§ **Records supplied**
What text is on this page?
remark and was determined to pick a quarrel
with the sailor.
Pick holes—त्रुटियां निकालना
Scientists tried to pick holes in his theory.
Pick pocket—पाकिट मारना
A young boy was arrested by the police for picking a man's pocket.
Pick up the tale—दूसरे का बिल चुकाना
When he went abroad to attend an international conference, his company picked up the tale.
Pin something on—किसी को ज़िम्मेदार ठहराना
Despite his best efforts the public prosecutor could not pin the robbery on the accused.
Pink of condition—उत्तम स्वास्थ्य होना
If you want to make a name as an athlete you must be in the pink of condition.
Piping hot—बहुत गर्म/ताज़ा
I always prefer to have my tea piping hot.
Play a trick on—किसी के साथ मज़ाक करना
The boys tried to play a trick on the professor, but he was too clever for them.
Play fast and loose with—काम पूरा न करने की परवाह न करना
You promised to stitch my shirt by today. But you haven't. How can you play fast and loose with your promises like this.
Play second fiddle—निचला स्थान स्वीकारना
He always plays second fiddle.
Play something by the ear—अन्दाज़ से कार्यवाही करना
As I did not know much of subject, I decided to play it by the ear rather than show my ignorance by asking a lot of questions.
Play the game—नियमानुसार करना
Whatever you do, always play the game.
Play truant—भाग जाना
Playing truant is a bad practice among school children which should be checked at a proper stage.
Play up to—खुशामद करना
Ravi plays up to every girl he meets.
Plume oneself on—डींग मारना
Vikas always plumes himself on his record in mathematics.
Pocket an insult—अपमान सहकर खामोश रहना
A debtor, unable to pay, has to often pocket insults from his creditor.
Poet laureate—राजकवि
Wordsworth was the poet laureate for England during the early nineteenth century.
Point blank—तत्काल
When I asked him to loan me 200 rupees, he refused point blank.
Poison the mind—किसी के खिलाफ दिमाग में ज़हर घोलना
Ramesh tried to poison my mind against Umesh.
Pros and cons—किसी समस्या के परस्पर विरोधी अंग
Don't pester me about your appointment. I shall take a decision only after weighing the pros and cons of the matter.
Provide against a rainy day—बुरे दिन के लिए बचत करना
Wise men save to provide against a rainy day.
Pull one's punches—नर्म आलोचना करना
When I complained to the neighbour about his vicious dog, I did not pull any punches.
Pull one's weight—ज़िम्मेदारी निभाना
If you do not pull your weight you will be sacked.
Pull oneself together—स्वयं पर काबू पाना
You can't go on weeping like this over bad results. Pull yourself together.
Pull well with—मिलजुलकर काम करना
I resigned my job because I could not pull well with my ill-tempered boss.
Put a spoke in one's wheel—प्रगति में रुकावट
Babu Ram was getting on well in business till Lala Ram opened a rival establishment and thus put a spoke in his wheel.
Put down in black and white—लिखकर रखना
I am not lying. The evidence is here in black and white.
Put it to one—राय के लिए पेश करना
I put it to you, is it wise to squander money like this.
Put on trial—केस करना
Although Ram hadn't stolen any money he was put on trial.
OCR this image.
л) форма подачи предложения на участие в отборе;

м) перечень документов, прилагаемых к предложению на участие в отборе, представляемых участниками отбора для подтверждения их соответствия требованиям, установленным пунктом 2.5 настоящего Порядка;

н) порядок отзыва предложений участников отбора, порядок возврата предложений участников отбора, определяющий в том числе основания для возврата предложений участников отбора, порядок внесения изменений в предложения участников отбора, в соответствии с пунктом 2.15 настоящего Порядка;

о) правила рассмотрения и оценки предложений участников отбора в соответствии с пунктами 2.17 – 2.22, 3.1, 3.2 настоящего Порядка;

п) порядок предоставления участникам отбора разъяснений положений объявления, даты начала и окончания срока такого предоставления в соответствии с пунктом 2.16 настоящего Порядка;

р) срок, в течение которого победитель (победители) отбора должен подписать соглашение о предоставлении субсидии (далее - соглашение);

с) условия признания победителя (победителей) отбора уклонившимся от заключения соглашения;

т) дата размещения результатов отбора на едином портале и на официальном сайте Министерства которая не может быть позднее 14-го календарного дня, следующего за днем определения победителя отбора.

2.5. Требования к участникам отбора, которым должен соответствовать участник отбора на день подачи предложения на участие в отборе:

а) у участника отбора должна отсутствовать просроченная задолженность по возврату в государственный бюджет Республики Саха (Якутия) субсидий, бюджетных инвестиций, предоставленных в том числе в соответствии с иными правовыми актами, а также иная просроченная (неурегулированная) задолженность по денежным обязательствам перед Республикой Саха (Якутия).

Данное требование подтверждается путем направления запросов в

§ **Task prompt**
Set down each entry again, unchanged.

§ **Written answer**
What text is on this page?
remark and was determined to pick a quarrel
with the sailor.
Pick holes—त्रुटियां निकालना
Scientists tried to pick holes in his theory.
Pick pocket—पाकिट मारना
A young boy was arrested by the police for picking a man's pocket.
Pick up the tale—दूसरे का बिल चुकाना
When he went abroad to attend an international conference, his company picked up the tale.
Pin something on—किसी को ज़िम्मेदार ठहराना
Despite his best efforts the public prosecutor could not pin the robbery on the accused.
Pink of condition—उत्तम स्वास्थ्य होना
If you want to make a name as an athlete you must be in the pink of condition.
Piping hot—बहुत गर्म/ताज़ा
I always prefer to have my tea piping hot.
Play a trick on—किसी के साथ मज़ाक करना
The boys tried to play a trick on the professor, but he was too clever for them.
Play fast and loose with—काम पूरा न करने की परवाह न करना
You promised to stitch my shirt by today. But you haven't. How can you play fast and loose with your promises like this.
Play second fiddle—निचला स्थान स्वीकारना
He always plays second fiddle.
Play something by the ear—अन्दाज़ से कार्यवाही करना
As I did not know much of subject, I decided to play it by the ear rather than show my ignorance by asking a lot of questions.
Play the game—नियमानुसार करना
Whatever you do, always play the game.
Play truant—भाग जाना
Playing truant is a bad practice among school children which should be checked at a proper stage.
Play up to—खुशामद करना
Ravi plays up to every girl he meets.
Plume oneself on—डींग मारना
Vikas always plumes himself on his record in mathematics.
Pocket an insult—अपमान सहकर खामोश रहना
A debtor, unable to pay, has to often pocket insults from his creditor.
Poet laureate—राजकवि
Wordsworth was the poet laureate for England during the early nineteenth century.
Point blank—तत्काल
When I asked him to loan me 200 rupees, he refused point blank.
Poison the mind—किसी के खिलाफ दिमाग में ज़हर घोलना
Ramesh tried to poison my mind against Umesh.
Pros and cons—किसी समस्या के परस्पर विरोधी अंग
Don't pester me about your appointment. I shall take a decision only after weighing the pros and cons of the matter.
Provide against a rainy day—बुरे दिन के लिए बचत करना
Wise men save to provide against a rainy day.
Pull one's punches—नर्म आलोचना करना
When I complained to the neighbour about his vicious dog, I did not pull any punches.
Pull one's weight—ज़िम्मेदारी निभाना
If you do not pull your weight you will be sacked.
Pull oneself together—स्वयं पर काबू पाना
You can't go on weeping like this over bad results. Pull yourself together.
Pull well with—मिलजुलकर काम करना
I resigned my job because I could not pull well with my ill-tempered boss.
Put a spoke in one's wheel—प्रगति में रुकावट
Babu Ram was getting on well in business till Lala Ram opened a rival establishment and thus put a spoke in his wheel.
Put down in black and white—लिखकर रखना
I am not lying. The evidence is here in black and white.
Put it to one—राय के लिए पेश करना
I put it to you, is it wise to squander money like this.
Put on trial—केस करना
Although Ram hadn't stolen any money he was put on trial.
OCR this image.
л) форма подачи предложения на участие в отборе;

м) перечень документов, прилагаемых к предложению на участие в отборе, представляемых участниками отбора для подтверждения их соответствия требованиям, установленным пунктом 2.5 настоящего Порядка;

н) порядок отзыва предложений участников отбора, порядок возврата предложений участников отбора, определяющий в том числе основания для возврата предложений участников отбора, порядок внесения изменений в предложения участников отбора, в соответствии с пунктом 2.15 настоящего Порядка;

о) правила рассмотрения и оценки предложений участников отбора в соответствии с пунктами 2.17 – 2.22, 3.1, 3.2 настоящего Порядка;

п) порядок предоставления участникам отбора разъяснений положений объявления, даты начала и окончания срока такого предоставления в соответствии с пунктом 2.16 настоящего Порядка;

р) срок, в течение которого победитель (победители) отбора должен подписать соглашение о предоставлении субсидии (далее - соглашение);

с) условия признания победителя (победителей) отбора уклонившимся от заключения соглашения;

т) дата размещения результатов отбора на едином портале и на официальном сайте Министерства которая не может быть позднее 14-го календарного дня, следующего за днем определения победителя отбора.

2.5. Требования к участникам отбора, которым должен соответствовать участник отбора на день подачи предложения на участие в отборе:

а) у участника отбора должна отсутствовать просроченная задолженность по возврату в государственный бюджет Республики Саха (Якутия) субсидий, бюджетных инвестиций, предоставленных в том числе в соответствии с иными правовыми актами, а также иная просроченная (неурегулированная) задолженность по денежным обязательствам перед Республикой Саха (Якутия).

Данное требование подтверждается путем направления запросов в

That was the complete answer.